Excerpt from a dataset
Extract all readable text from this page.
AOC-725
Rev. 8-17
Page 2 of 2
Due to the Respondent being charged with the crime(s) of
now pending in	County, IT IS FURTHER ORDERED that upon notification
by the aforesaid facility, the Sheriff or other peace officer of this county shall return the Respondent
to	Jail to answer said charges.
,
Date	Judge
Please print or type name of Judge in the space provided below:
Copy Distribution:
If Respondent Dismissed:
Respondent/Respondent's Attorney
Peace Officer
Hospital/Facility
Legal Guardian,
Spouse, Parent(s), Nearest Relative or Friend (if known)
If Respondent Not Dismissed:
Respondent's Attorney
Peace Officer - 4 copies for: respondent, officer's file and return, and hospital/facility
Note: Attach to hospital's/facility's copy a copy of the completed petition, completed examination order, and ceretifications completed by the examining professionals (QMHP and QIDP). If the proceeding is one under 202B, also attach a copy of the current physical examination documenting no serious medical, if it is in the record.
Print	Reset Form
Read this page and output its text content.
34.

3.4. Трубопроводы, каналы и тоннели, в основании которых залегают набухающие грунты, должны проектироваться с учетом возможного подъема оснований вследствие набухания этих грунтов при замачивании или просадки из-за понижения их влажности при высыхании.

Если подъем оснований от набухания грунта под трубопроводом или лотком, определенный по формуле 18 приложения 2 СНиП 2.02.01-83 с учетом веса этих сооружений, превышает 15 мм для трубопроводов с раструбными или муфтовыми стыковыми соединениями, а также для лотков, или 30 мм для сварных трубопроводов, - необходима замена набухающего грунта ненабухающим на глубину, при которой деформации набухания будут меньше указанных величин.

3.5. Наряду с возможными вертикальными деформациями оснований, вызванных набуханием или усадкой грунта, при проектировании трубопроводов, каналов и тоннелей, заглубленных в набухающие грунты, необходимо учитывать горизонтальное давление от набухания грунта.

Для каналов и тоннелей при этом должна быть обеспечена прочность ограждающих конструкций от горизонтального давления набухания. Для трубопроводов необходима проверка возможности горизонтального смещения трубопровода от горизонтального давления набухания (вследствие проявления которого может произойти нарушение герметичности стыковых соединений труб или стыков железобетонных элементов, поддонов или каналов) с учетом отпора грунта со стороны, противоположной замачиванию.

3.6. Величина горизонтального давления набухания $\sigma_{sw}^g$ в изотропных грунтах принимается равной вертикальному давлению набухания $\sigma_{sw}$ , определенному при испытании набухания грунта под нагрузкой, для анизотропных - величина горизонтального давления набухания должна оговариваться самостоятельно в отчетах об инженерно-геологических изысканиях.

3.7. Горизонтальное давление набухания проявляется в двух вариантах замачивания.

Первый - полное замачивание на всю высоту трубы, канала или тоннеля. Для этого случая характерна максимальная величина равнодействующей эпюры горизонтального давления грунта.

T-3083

_WHAT THE TASK REQUIRES_. Pick out every line above that contains the word "Attorney" and copy it.

_RESULT OF THE TASK_.
Respondent/Respondent's Attorney
Respondent's Attorney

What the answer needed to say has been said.